■ The request
Filter the records below for the word "made". Copy each line that holds it.

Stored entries

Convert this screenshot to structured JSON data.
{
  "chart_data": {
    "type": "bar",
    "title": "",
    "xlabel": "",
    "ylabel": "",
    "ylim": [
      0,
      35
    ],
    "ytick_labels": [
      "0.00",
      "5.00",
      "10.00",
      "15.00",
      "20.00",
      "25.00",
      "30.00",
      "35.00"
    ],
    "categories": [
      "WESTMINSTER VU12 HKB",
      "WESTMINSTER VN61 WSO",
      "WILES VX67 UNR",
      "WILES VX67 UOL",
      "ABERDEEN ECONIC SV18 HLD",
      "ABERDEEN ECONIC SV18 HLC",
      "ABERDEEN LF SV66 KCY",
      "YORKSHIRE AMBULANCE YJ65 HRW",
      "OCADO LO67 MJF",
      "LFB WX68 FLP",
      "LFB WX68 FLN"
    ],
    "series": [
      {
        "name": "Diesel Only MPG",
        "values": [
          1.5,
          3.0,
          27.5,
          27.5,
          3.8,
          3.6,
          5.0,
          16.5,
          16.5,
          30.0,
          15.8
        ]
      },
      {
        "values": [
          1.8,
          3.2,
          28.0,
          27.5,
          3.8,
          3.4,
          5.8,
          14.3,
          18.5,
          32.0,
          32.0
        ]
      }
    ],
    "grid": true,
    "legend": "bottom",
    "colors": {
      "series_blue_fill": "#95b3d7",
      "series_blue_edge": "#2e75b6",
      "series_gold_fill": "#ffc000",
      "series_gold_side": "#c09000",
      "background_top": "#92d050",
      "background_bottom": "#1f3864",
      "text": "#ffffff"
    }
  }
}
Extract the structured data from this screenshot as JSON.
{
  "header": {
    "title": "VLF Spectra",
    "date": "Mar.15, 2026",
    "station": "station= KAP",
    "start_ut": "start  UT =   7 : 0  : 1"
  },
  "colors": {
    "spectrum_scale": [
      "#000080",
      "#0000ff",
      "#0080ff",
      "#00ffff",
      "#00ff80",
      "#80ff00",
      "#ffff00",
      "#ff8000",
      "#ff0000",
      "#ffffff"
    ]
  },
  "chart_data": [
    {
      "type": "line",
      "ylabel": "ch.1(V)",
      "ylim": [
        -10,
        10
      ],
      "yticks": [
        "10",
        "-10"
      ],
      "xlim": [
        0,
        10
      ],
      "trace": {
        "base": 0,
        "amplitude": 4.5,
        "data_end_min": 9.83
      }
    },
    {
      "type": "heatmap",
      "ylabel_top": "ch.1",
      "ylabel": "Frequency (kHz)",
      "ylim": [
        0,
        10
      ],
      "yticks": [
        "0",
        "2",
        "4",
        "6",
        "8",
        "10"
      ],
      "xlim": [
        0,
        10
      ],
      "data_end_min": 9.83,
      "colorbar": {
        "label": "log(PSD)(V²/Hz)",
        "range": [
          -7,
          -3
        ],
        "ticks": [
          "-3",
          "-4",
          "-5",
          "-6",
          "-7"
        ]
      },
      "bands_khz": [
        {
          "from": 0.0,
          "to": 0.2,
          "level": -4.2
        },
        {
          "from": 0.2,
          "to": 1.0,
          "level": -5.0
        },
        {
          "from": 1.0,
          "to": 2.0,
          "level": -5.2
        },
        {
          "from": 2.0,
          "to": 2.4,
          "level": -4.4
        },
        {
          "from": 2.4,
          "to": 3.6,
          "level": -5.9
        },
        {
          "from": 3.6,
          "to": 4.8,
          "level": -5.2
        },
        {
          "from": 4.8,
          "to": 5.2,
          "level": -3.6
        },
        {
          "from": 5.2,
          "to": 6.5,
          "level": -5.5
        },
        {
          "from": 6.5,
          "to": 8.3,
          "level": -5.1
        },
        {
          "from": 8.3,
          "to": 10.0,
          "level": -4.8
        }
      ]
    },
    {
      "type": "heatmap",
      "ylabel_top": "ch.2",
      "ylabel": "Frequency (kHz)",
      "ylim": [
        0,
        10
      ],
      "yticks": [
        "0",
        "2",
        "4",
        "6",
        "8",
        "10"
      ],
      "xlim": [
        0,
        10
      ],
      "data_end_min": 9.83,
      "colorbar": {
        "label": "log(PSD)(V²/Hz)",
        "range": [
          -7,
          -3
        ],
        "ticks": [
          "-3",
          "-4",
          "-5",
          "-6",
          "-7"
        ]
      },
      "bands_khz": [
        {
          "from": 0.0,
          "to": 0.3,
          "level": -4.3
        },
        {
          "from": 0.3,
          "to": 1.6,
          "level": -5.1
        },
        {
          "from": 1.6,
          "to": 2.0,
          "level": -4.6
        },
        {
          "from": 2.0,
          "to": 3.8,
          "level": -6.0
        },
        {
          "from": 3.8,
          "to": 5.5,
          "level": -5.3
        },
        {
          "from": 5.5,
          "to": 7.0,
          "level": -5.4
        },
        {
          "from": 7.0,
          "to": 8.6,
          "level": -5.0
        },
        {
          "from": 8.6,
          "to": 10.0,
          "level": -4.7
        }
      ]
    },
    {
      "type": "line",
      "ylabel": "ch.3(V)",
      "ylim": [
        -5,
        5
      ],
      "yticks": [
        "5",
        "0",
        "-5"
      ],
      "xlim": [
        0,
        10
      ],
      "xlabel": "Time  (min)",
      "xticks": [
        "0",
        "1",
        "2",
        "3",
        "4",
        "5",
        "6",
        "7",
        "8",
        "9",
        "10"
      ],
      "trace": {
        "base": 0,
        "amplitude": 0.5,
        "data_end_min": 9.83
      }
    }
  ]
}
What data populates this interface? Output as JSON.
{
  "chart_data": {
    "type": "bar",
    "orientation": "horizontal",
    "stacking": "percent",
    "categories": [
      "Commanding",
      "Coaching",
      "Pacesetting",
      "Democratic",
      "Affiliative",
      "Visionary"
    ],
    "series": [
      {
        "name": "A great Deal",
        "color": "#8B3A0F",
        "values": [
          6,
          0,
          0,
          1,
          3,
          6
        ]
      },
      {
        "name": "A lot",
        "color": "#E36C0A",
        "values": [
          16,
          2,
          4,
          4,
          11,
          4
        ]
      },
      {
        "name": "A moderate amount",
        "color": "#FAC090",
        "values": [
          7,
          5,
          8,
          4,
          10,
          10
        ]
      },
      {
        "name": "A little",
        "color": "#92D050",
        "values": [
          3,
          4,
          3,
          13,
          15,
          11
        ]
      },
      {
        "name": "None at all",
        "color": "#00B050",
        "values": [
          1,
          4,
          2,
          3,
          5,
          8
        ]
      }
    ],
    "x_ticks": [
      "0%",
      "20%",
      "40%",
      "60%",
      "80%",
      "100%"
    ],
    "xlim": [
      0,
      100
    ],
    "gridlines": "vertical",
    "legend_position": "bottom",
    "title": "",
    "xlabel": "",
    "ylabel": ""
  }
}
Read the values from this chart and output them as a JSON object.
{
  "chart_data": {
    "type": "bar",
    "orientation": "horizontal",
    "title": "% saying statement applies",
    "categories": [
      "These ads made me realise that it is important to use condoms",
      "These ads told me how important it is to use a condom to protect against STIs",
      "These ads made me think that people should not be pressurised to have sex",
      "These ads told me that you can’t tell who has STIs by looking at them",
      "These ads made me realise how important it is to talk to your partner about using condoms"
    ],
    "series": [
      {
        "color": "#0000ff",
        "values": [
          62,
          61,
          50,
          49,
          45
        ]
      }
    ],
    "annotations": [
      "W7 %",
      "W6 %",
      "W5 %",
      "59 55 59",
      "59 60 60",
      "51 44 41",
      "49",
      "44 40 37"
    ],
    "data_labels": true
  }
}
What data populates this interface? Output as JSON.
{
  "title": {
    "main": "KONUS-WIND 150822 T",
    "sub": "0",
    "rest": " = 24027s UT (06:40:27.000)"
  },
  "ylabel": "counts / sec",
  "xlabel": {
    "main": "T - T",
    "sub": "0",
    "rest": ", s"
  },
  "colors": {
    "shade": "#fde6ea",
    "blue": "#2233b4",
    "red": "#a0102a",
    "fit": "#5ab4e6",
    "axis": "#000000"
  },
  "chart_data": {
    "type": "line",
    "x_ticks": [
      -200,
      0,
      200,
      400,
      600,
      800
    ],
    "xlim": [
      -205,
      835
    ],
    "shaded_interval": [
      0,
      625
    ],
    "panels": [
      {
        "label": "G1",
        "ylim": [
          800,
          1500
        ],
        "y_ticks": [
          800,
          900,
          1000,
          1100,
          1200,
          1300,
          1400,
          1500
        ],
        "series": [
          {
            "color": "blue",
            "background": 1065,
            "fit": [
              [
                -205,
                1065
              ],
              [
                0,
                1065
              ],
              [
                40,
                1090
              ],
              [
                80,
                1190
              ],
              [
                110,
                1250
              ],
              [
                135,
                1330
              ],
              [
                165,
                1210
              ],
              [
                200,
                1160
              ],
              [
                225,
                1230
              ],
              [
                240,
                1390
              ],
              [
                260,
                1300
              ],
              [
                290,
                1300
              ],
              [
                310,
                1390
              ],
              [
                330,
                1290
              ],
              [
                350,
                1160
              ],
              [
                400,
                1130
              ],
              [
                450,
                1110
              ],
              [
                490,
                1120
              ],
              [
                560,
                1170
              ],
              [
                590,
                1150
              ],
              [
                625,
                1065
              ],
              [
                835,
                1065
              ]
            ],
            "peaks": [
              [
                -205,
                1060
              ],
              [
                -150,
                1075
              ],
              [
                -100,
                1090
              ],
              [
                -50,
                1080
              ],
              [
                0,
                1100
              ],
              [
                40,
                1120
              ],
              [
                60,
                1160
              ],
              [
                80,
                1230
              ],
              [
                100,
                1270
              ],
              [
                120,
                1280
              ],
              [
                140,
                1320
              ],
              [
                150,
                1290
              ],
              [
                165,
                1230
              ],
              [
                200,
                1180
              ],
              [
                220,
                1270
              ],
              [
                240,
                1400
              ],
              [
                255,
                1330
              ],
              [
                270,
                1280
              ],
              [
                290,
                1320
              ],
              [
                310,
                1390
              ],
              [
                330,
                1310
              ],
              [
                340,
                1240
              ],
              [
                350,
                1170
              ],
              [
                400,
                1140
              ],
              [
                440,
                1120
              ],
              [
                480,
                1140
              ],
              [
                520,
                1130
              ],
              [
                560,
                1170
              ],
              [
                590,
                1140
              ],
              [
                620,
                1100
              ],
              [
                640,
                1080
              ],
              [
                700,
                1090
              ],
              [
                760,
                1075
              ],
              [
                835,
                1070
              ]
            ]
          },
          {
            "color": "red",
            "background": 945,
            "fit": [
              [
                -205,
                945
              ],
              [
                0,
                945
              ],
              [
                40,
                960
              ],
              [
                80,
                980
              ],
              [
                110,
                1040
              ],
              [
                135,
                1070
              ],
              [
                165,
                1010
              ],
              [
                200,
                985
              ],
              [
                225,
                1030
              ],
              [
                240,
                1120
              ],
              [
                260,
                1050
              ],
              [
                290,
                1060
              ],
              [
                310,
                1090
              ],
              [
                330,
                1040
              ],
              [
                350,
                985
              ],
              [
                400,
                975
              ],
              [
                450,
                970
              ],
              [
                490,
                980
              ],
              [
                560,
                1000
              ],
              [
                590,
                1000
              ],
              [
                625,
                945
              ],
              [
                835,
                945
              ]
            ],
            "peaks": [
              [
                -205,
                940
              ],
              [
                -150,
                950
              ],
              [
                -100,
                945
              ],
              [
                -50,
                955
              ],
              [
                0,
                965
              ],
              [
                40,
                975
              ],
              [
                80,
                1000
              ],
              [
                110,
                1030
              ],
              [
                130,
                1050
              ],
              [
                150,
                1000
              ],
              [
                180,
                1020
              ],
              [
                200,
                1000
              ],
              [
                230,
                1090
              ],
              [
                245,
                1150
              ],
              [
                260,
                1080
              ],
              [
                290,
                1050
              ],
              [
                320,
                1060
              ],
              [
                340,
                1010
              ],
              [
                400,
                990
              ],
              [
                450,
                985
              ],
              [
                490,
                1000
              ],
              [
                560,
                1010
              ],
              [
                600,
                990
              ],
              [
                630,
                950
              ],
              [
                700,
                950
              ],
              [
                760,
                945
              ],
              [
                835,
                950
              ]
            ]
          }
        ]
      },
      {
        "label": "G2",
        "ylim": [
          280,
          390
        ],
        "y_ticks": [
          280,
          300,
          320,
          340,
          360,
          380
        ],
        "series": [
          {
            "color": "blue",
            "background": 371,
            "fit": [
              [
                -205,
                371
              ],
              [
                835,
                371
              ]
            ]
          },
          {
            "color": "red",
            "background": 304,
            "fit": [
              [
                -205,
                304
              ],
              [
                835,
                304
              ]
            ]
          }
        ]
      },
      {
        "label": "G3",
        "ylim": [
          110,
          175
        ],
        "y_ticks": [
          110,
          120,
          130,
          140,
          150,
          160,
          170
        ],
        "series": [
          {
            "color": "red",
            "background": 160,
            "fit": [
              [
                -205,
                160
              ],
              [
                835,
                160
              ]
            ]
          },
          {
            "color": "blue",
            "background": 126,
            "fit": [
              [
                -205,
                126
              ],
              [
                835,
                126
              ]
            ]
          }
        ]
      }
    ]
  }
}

■ Worked solution
      "These ads made me realise that it is important to use condoms",
      "These ads made me think that people should not be pressurised to have sex",
      "These ads made me realise how important it is to talk to your partner about using condoms"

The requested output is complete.